TASK DETAILS
Filter the entries below, keeping every line that has the word "Necklace".

(Saved entries)

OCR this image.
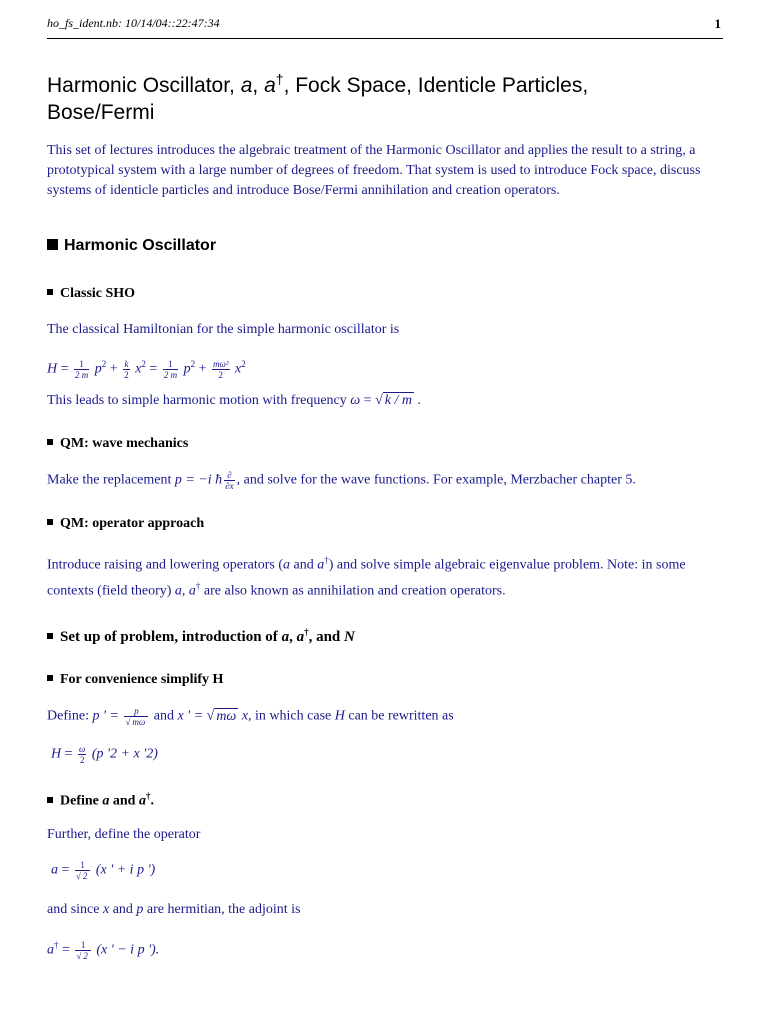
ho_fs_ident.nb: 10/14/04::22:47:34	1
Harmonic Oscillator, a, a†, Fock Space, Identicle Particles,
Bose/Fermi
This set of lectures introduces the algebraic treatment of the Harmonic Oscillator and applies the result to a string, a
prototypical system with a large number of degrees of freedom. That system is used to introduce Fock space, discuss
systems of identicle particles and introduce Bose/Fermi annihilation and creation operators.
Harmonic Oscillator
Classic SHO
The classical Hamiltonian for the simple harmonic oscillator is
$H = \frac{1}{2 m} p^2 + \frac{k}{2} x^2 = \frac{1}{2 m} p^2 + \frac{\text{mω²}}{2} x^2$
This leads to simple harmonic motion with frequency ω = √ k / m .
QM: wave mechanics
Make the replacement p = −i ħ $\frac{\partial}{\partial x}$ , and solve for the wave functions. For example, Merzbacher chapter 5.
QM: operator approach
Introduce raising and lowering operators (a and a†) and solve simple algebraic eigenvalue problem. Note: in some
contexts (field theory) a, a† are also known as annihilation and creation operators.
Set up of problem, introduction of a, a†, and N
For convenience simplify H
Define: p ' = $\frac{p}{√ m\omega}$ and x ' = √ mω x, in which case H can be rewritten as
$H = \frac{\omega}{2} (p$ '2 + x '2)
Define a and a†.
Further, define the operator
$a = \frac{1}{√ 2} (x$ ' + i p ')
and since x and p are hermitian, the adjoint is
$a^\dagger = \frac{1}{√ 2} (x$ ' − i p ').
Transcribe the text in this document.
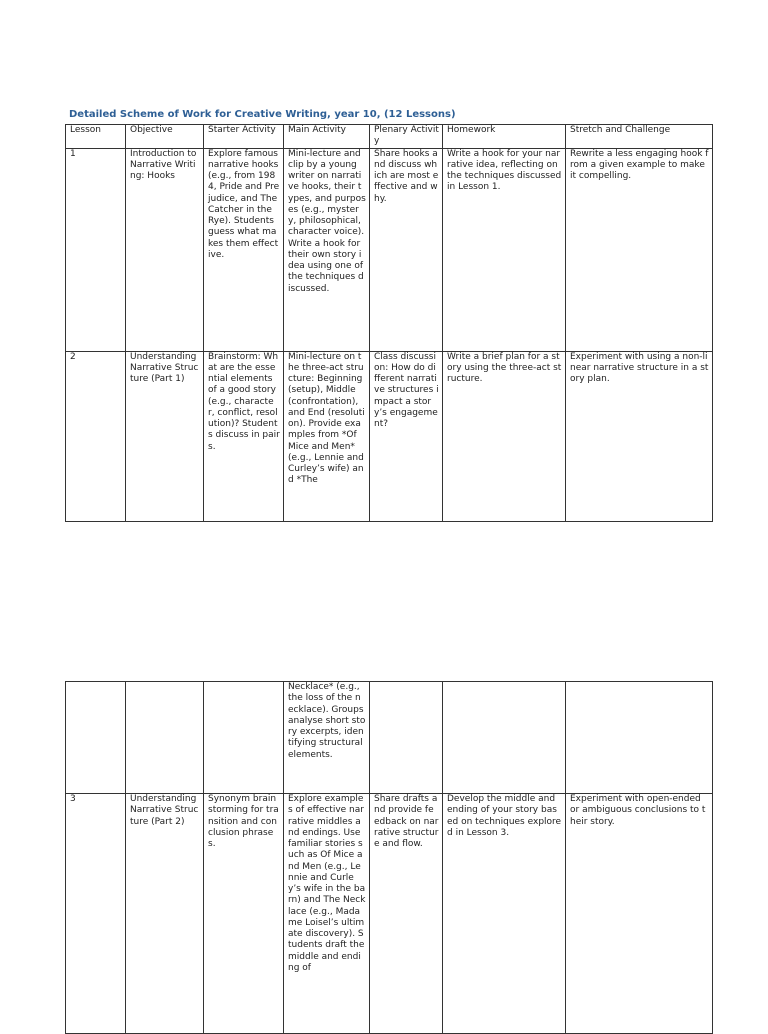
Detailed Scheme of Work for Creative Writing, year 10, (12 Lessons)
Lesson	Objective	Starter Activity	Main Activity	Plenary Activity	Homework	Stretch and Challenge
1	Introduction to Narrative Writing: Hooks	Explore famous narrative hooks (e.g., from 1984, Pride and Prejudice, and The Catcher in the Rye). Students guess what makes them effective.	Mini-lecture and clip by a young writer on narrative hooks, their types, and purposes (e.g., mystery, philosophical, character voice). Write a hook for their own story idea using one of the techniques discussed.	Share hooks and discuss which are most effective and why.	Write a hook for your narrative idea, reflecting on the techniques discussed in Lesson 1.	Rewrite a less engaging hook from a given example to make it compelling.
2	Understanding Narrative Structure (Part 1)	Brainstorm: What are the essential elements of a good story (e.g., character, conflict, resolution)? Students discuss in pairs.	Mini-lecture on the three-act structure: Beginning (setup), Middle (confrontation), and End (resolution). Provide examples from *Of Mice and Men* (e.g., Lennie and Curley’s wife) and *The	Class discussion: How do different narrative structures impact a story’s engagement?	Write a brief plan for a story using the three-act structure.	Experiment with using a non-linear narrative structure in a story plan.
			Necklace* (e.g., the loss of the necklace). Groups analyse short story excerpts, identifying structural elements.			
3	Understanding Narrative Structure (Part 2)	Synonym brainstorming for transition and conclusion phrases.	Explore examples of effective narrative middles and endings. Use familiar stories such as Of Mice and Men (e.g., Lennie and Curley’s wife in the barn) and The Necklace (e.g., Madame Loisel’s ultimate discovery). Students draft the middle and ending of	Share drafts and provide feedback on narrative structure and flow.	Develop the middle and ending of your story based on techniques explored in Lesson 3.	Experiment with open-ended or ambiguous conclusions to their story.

EXERCISE OUTPUT
			Necklace* (e.g., the loss of the necklace). Groups analyse short story excerpts, identifying structural elements.			
3	Understanding Narrative Structure (Part 2)	Synonym brainstorming for transition and conclusion phrases.	Explore examples of effective narrative middles and endings. Use familiar stories such as Of Mice and Men (e.g., Lennie and Curley’s wife in the barn) and The Necklace (e.g., Madame Loisel’s ultimate discovery). Students draft the middle and ending of	Share drafts and provide feedback on narrative structure and flow.	Develop the middle and ending of your story based on techniques explored in Lesson 3.	Experiment with open-ended or ambiguous conclusions to their story.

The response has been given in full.